* _Listing_:
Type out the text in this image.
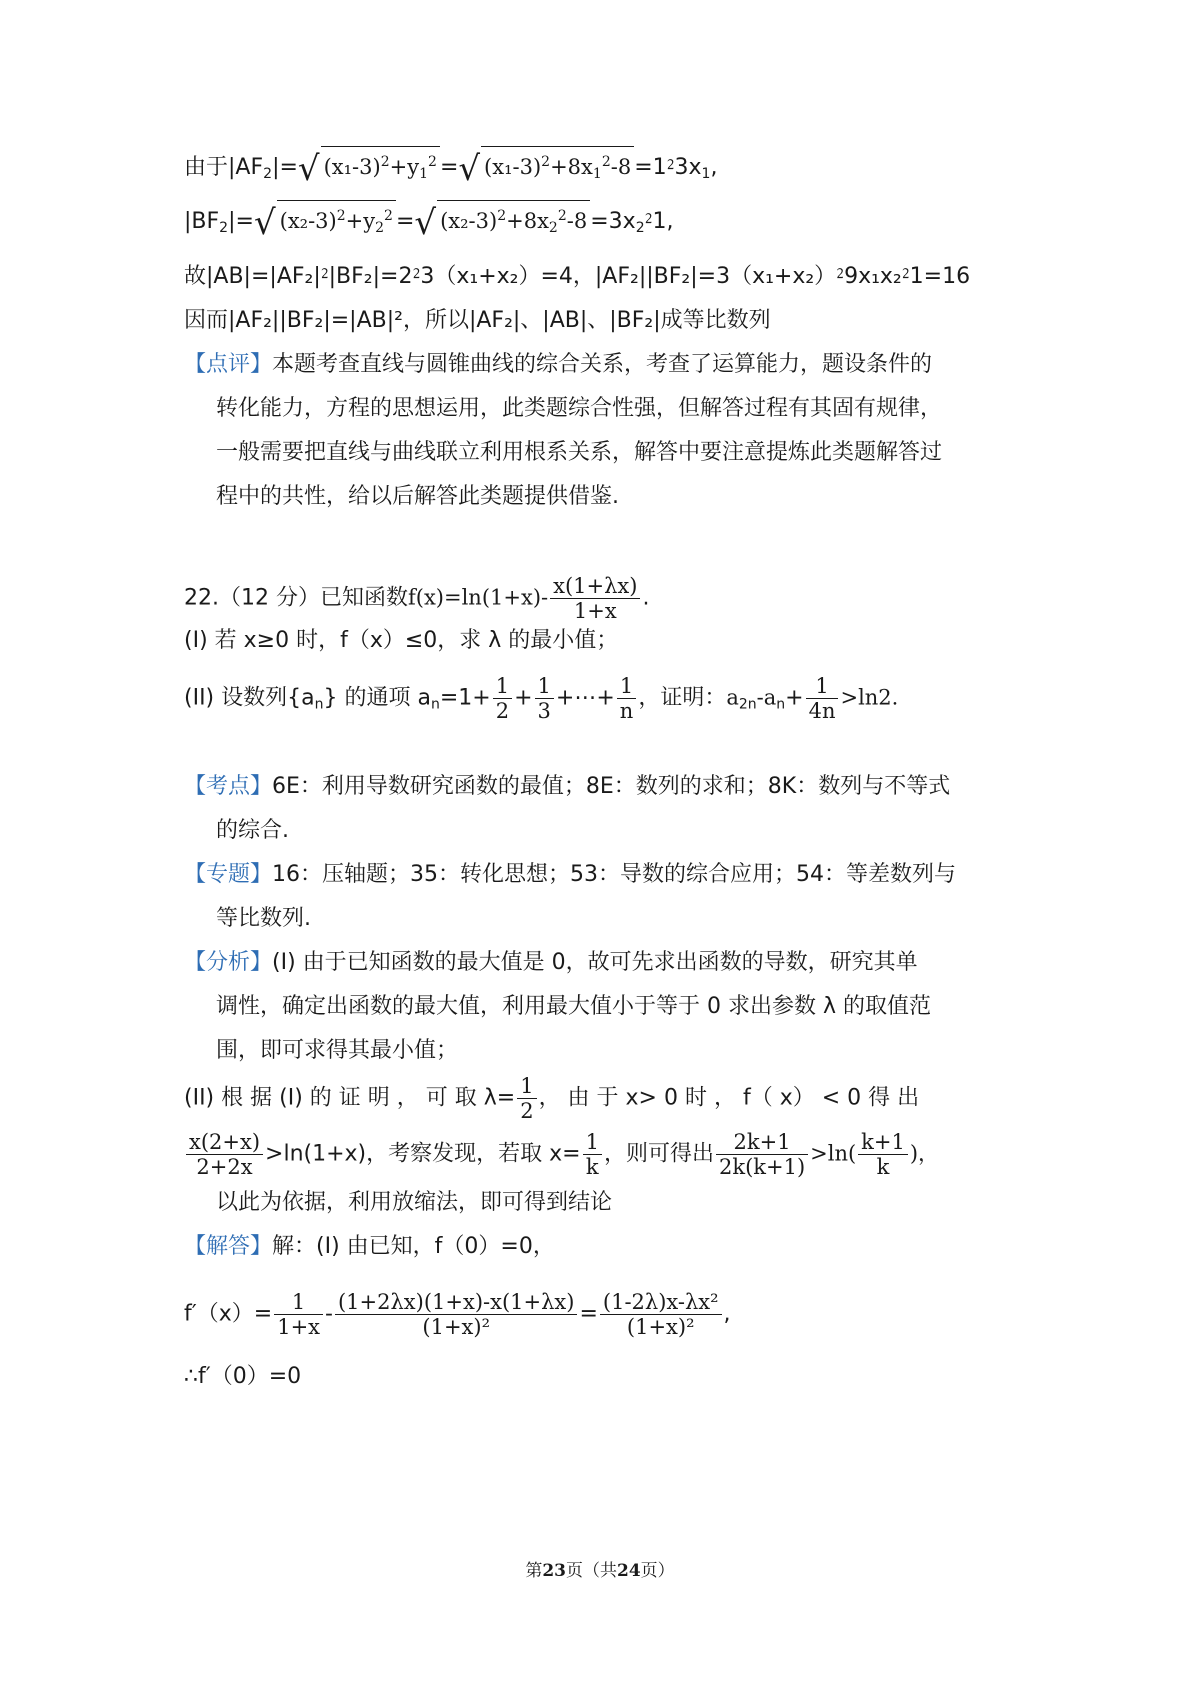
由于$|AF_2|=√$ $(x_1-3)^2+y_1^2$ =√ $(x_1-3)^2+8x_1^2-8$ $=1⁲3x_1$,
$|BF_2|=√$ $(x_2-3)^2+y_2^2$ =√ $(x_2-3)^2+8x_2^2-8$ $=3x_2⁲1$,
故|AB|=|AF₂|⁲|BF₂|=2⁲3（x₁+x₂）=4，|AF₂||BF₂|=3（x₁+x₂）⁲9x₁x₂⁲1=16
因而|AF₂||BF₂|=|AB|²，所以|AF₂|、|AB|、|BF₂|成等比数列
【点评】本题考查直线与圆锥曲线的综合关系，考查了运算能力，题设条件的
转化能力，方程的思想运用，此类题综合性强，但解答过程有其固有规律，
一般需要把直线与曲线联立利用根系关系，解答中要注意提炼此类题解答过
程中的共性，给以后解答此类题提供借鉴.
22.（12 分）已知函数$f(x)=\ln(1+x)- \frac{x(1+\lambda x)}{1+x}$ .
(I) 若 x≥0 时，f（x）≤0，求 λ 的最小值；
(II) 设数列$\{a_n\}$ 的通项 $a_n=1+ \frac{1}{2} + \frac{1}{3}$ +⋯+ $\frac{1}{n}$ ，证明：$a_{2n}-a_n+ \frac{1}{4n} >\ln 2$.
【考点】6E：利用导数研究函数的最值；8E：数列的求和；8K：数列与不等式
的综合.
【专题】16：压轴题；35：转化思想；53：导数的综合应用；54：等差数列与
等比数列.
【分析】(I) 由于已知函数的最大值是 0，故可先求出函数的导数，研究其单
调性，确定出函数的最大值，利用最大值小于等于 0 求出参数 λ 的取值范
围，即可求得其最小值；
(II) 根 据 (I) 的 证 明 ， 可 取 $\lambda= \frac{1}{2}$ ， 由 于 x> 0 时 ， f（ x） < 0 得 出
$\frac{x(2+x)}{2+2x} >\ln(1+x)$，考察发现，若取 $x= \frac{1}{k}$ ，则可得出 $\frac{2k+1}{2k(k+1)} >\ln( \frac{k+1}{k}$ )，
以此为依据，利用放缩法，即可得到结论
【解答】解：(I) 由已知，f（0）=0，
$f'(x)= \frac{1}{1+x} - \frac{(1+2\lambda x)(1+x)-x(1+\lambda x)}{\text{(1+x)²}} = \frac{\text{(1-2λ)x-λx²}}{\text{(1+x)²}}$ ,
∴f′（0）=0
第23页（共24页）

* _Instruction_:
Restate each of the entries above word for word and skip every image.

* _Task answer_:
Type out the text in this image.
由于$|AF_2|=√$ $(x_1-3)^2+y_1^2$ =√ $(x_1-3)^2+8x_1^2-8$ $=1⁲3x_1$,
$|BF_2|=√$ $(x_2-3)^2+y_2^2$ =√ $(x_2-3)^2+8x_2^2-8$ $=3x_2⁲1$,
故|AB|=|AF₂|⁲|BF₂|=2⁲3（x₁+x₂）=4，|AF₂||BF₂|=3（x₁+x₂）⁲9x₁x₂⁲1=16
因而|AF₂||BF₂|=|AB|²，所以|AF₂|、|AB|、|BF₂|成等比数列
【点评】本题考查直线与圆锥曲线的综合关系，考查了运算能力，题设条件的
转化能力，方程的思想运用，此类题综合性强，但解答过程有其固有规律，
一般需要把直线与曲线联立利用根系关系，解答中要注意提炼此类题解答过
程中的共性，给以后解答此类题提供借鉴.
22.（12 分）已知函数$f(x)=\ln(1+x)- \frac{x(1+\lambda x)}{1+x}$ .
(I) 若 x≥0 时，f（x）≤0，求 λ 的最小值；
(II) 设数列$\{a_n\}$ 的通项 $a_n=1+ \frac{1}{2} + \frac{1}{3}$ +⋯+ $\frac{1}{n}$ ，证明：$a_{2n}-a_n+ \frac{1}{4n} >\ln 2$.
【考点】6E：利用导数研究函数的最值；8E：数列的求和；8K：数列与不等式
的综合.
【专题】16：压轴题；35：转化思想；53：导数的综合应用；54：等差数列与
等比数列.
【分析】(I) 由于已知函数的最大值是 0，故可先求出函数的导数，研究其单
调性，确定出函数的最大值，利用最大值小于等于 0 求出参数 λ 的取值范
围，即可求得其最小值；
(II) 根 据 (I) 的 证 明 ， 可 取 $\lambda= \frac{1}{2}$ ， 由 于 x> 0 时 ， f（ x） < 0 得 出
$\frac{x(2+x)}{2+2x} >\ln(1+x)$，考察发现，若取 $x= \frac{1}{k}$ ，则可得出 $\frac{2k+1}{2k(k+1)} >\ln( \frac{k+1}{k}$ )，
以此为依据，利用放缩法，即可得到结论
【解答】解：(I) 由已知，f（0）=0，
$f'(x)= \frac{1}{1+x} - \frac{(1+2\lambda x)(1+x)-x(1+\lambda x)}{\text{(1+x)²}} = \frac{\text{(1-2λ)x-λx²}}{\text{(1+x)²}}$ ,
∴f′（0）=0
第23页（共24页）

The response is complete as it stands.